Directive >>
Copy out each line of the data that holds the word "PAHs".

Record list >>
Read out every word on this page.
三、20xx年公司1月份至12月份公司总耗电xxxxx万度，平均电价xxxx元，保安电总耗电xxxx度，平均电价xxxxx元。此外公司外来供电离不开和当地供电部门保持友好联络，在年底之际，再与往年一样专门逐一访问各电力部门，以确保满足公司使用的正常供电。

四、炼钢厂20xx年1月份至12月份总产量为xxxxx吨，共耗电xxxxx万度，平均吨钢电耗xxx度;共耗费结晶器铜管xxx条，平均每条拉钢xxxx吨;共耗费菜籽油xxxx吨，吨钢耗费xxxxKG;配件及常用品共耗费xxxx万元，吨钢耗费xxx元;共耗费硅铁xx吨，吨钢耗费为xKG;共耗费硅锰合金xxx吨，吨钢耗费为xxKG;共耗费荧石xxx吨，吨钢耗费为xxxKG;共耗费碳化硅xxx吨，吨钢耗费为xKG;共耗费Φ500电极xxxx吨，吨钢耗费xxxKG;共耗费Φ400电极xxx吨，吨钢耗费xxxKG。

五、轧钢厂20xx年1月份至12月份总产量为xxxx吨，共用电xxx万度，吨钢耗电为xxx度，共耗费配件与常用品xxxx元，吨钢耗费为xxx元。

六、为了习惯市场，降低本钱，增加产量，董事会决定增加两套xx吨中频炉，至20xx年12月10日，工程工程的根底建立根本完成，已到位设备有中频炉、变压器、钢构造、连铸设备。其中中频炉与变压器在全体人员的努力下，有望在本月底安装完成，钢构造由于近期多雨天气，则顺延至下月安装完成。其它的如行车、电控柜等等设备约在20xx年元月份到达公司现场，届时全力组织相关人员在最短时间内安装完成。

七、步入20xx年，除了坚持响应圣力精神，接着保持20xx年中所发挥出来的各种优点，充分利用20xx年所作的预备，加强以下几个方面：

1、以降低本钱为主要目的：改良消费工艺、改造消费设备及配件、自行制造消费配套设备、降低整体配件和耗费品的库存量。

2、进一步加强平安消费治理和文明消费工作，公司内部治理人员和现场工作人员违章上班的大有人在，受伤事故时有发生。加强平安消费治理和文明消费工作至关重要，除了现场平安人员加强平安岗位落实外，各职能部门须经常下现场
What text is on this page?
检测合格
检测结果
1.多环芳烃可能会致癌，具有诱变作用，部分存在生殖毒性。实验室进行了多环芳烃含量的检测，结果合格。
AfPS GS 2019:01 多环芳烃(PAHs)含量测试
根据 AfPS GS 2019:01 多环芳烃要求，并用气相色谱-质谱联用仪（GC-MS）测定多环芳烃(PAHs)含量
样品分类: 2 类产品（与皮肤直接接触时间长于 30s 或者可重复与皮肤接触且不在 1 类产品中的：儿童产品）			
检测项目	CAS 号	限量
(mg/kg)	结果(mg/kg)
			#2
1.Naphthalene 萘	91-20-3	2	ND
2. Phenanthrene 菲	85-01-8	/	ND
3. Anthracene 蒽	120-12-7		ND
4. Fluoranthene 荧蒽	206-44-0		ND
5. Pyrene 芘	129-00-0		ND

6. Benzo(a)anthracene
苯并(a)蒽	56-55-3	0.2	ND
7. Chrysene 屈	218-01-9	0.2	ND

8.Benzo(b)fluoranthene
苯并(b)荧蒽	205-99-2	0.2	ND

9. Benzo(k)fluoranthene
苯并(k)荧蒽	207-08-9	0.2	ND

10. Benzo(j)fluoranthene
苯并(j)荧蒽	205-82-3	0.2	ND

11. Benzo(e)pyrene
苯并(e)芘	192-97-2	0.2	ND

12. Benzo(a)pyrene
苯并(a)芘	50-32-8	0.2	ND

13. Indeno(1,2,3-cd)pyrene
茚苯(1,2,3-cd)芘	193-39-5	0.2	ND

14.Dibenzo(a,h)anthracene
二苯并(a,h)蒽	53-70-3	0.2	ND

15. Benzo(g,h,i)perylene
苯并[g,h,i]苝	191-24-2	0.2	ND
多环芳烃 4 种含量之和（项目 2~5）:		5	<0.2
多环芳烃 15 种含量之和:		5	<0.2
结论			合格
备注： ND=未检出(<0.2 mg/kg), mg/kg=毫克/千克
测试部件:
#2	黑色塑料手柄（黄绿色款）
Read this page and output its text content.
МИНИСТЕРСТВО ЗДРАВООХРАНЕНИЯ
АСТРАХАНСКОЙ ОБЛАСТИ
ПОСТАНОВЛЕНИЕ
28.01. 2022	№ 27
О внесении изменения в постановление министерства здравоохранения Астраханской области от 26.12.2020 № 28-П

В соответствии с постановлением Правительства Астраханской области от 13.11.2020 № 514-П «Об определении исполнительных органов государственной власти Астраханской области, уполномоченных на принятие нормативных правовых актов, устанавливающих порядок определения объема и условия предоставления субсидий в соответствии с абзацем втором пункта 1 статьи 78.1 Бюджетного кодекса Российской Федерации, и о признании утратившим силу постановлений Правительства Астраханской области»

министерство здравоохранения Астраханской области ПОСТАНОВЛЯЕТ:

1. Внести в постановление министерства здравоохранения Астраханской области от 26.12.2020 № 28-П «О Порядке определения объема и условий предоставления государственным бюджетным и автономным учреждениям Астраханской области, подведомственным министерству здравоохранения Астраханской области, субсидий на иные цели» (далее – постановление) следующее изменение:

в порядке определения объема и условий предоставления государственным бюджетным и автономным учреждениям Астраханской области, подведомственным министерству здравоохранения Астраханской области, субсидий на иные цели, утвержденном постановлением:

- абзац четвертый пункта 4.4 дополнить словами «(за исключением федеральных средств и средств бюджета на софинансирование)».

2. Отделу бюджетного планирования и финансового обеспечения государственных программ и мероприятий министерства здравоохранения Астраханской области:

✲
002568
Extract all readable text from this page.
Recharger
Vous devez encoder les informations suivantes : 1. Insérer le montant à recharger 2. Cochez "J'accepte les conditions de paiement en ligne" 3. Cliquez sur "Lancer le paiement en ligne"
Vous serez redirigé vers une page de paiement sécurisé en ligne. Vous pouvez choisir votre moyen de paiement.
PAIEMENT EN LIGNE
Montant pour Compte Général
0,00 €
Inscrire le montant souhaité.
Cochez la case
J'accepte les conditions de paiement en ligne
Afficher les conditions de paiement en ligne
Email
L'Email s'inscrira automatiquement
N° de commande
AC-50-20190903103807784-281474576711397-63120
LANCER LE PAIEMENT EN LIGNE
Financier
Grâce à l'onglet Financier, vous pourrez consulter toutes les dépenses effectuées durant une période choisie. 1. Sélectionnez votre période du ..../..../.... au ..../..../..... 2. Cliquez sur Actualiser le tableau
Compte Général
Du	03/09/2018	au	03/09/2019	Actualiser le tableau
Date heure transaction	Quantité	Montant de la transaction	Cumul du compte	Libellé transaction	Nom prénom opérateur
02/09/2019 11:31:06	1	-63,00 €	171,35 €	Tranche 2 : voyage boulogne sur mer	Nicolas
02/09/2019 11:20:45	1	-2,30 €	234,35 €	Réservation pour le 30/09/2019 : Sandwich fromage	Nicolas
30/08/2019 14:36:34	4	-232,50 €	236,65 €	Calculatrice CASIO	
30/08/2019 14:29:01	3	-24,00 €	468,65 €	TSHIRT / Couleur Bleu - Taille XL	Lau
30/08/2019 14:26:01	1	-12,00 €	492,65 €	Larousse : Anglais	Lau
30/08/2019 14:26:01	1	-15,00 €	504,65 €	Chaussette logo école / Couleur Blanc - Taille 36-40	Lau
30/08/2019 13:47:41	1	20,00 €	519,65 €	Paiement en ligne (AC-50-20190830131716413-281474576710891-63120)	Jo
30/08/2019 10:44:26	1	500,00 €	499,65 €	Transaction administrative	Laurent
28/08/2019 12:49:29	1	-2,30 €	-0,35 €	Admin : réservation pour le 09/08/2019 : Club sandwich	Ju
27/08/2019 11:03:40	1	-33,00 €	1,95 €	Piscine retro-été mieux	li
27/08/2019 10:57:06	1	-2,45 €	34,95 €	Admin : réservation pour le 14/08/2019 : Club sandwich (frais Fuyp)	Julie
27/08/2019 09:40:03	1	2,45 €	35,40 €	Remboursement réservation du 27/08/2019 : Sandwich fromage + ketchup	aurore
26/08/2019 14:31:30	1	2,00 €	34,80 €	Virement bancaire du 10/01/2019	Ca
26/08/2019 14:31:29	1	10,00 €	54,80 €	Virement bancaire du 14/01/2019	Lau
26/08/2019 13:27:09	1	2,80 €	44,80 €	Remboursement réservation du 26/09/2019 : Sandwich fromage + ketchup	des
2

Exercise response >>
AfPS GS 2019:01 多环芳烃(PAHs)含量测试
根据 AfPS GS 2019:01 多环芳烃要求，并用气相色谱-质谱联用仪（GC-MS）测定多环芳烃(PAHs)含量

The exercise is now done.